[Stored records]
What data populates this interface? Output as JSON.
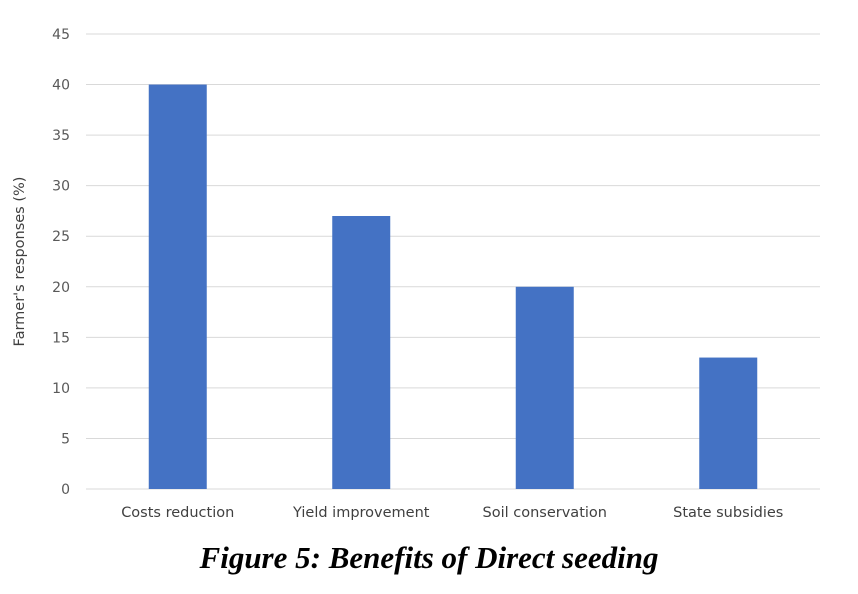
{
  "chart_data": {
    "type": "bar",
    "categories": [
      "Costs reduction",
      "Yield improvement",
      "Soil conservation",
      "State subsidies"
    ],
    "values": [
      40,
      27,
      20,
      13
    ],
    "title": "",
    "xlabel": "",
    "ylabel": "Farmer's responses (%)",
    "ylim": [
      0,
      45
    ],
    "yticks": [
      0,
      5,
      10,
      15,
      20,
      25,
      30,
      35,
      40,
      45
    ],
    "grid": true,
    "legend": "none",
    "bar_color": "#4472C4",
    "grid_color": "#D9D9D9"
  },
  "caption": "Figure 5: Benefits of Direct seeding"
}
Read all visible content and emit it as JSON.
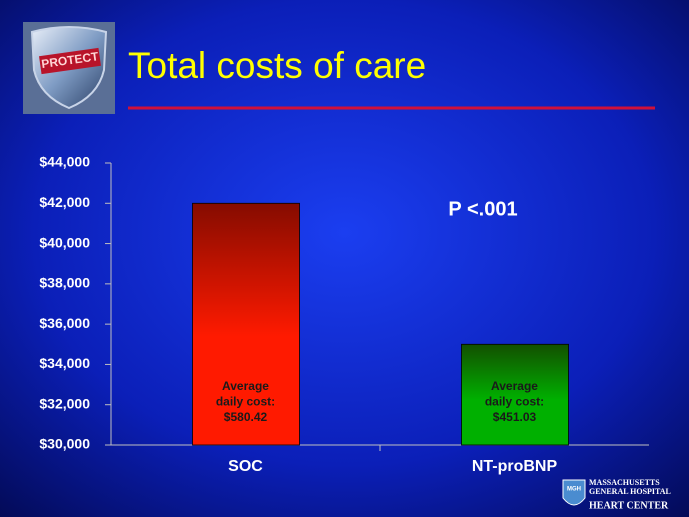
{
  "chart_data": {
    "type": "bar",
    "title": "Total costs of care",
    "categories": [
      "SOC",
      "NT-proBNP"
    ],
    "values": [
      42000,
      35000
    ],
    "colors": [
      "#ff1a00",
      "#00b000"
    ],
    "ylim": [
      30000,
      44000
    ],
    "yticks": [
      {
        "value": 30000,
        "label": "$30,000"
      },
      {
        "value": 32000,
        "label": "$32,000"
      },
      {
        "value": 34000,
        "label": "$34,000"
      },
      {
        "value": 36000,
        "label": "$36,000"
      },
      {
        "value": 38000,
        "label": "$38,000"
      },
      {
        "value": 40000,
        "label": "$40,000"
      },
      {
        "value": 42000,
        "label": "$42,000"
      },
      {
        "value": 44000,
        "label": "$44,000"
      }
    ],
    "annotations": [
      "P <.001"
    ],
    "bar_notes": [
      [
        "Average",
        "daily cost:",
        "$580.42"
      ],
      [
        "Average",
        "daily cost:",
        "$451.03"
      ]
    ]
  },
  "slide": {
    "badge": "PROTECT",
    "seal": "MGH",
    "hospital": [
      "MASSACHUSETTS",
      "GENERAL HOSPITAL"
    ],
    "department": "Heart Center"
  }
}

▸ **SHORT TASK**:
Work out how many lines in the entries hold the string "JSON". Your answer should consist solely of that number.

▸ **OUTPUT OF THE EXERCISE**:
2